─── Entries ───

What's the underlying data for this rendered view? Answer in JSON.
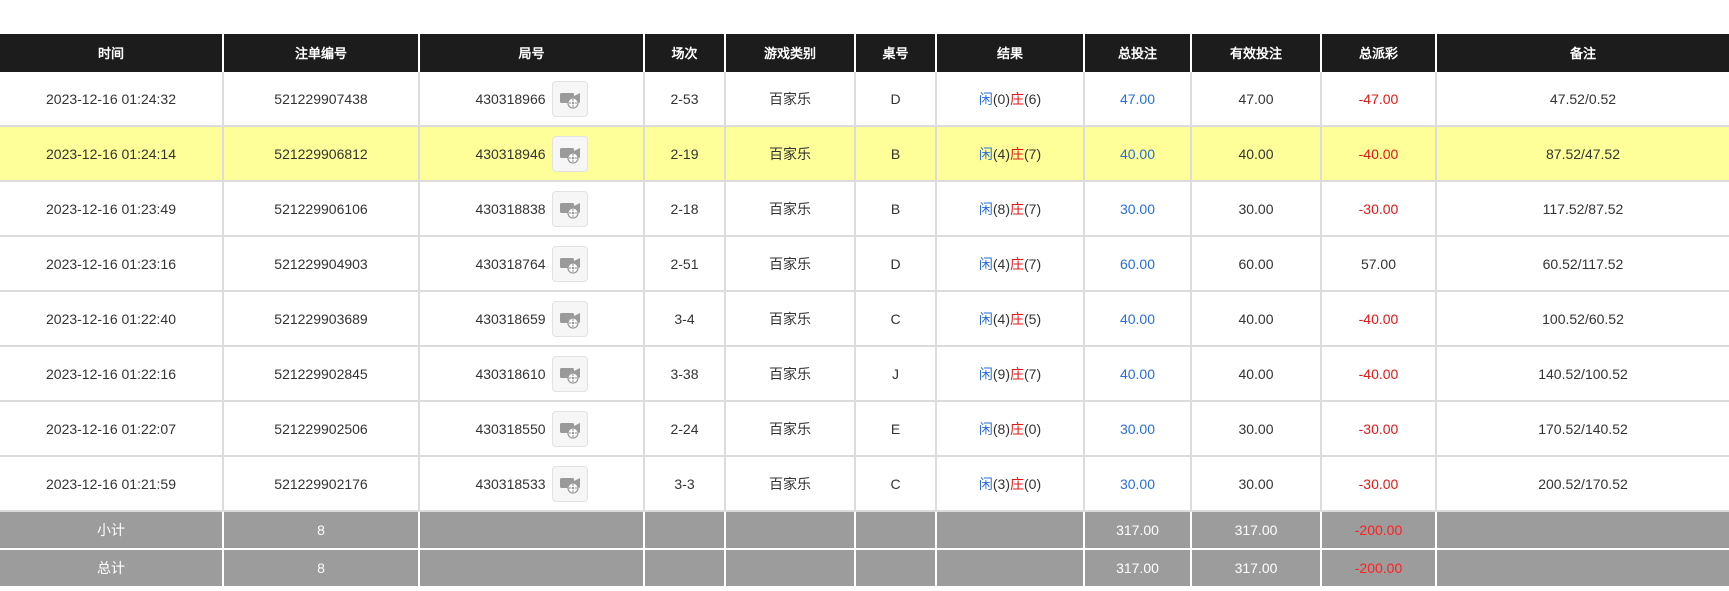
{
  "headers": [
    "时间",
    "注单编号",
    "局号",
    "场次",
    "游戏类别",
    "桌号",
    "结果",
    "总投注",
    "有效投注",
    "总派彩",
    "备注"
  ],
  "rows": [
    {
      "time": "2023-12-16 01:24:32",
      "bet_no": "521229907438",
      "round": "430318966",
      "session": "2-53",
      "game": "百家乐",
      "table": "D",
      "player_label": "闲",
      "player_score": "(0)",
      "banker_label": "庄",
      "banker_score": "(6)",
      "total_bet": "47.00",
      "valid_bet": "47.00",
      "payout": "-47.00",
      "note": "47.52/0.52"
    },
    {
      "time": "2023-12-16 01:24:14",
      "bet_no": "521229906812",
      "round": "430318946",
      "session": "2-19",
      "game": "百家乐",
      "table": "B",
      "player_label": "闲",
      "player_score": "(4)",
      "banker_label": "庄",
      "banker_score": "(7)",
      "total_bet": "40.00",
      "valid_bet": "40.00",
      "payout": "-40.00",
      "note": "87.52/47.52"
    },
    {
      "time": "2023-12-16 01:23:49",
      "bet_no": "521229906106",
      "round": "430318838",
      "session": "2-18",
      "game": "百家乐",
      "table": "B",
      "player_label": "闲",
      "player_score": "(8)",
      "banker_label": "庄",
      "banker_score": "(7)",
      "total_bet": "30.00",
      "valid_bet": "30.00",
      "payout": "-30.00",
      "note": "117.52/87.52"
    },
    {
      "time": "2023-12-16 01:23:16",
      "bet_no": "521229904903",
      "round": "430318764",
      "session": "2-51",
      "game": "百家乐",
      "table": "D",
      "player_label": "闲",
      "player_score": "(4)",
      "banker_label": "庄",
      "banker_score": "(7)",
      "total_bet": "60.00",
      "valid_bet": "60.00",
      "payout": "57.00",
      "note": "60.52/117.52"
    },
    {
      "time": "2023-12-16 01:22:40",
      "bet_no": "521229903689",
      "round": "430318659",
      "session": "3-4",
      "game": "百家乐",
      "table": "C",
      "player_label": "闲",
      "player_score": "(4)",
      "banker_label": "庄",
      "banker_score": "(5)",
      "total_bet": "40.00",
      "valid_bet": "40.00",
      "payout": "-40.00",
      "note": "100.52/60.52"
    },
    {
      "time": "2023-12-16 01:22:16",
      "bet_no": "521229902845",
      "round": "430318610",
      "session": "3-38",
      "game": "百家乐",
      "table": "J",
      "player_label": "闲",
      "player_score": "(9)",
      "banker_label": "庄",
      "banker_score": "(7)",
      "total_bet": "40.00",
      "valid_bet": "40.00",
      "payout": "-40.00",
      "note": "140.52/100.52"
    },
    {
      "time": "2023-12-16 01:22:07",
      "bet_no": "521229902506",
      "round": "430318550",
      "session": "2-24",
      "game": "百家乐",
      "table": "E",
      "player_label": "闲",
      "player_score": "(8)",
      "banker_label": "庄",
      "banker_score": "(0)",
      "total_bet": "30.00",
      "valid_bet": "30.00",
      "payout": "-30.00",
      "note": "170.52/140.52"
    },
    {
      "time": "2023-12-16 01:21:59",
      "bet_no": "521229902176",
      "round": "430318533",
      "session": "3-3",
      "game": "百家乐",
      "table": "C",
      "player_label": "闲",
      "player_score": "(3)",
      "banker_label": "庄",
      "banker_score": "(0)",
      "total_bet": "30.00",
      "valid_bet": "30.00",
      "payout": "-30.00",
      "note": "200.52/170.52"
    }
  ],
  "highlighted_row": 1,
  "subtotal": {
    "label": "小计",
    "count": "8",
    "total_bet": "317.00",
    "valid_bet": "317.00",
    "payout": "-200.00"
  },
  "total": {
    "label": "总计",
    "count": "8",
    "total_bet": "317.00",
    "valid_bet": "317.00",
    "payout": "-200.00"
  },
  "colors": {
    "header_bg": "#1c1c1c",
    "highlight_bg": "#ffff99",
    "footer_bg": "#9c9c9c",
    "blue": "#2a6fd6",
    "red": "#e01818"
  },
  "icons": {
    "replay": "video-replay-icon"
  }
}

───
─── Entries ───

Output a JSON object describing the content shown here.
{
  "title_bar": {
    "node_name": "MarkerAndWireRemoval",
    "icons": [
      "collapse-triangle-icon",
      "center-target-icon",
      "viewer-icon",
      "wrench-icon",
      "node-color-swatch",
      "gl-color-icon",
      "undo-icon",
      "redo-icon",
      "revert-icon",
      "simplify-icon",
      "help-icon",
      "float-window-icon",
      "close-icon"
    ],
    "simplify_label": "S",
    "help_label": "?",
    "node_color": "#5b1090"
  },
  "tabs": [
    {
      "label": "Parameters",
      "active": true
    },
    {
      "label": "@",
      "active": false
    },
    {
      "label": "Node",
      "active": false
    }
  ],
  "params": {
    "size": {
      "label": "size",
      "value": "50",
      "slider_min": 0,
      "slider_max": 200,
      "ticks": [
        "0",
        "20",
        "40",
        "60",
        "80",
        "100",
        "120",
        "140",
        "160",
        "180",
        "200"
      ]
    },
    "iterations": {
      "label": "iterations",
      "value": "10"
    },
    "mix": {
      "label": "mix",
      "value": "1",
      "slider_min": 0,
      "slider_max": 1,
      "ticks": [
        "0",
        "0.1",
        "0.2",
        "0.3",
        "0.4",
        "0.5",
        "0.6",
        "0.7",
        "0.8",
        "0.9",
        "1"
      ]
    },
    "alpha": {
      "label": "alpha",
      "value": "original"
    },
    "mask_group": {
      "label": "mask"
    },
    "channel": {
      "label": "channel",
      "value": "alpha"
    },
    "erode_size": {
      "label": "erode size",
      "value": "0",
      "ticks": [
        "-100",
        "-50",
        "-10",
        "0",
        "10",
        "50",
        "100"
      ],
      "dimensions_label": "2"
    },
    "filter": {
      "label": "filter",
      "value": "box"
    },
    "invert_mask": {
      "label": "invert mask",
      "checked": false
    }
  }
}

───

_What you should do_
Show every line above in which the word "round" occurs.

_The reply_
      "round": "430318966",
      "round": "430318946",
      "round": "430318838",
      "round": "430318764",
      "round": "430318659",
      "round": "430318610",
      "round": "430318550",
      "round": "430318533",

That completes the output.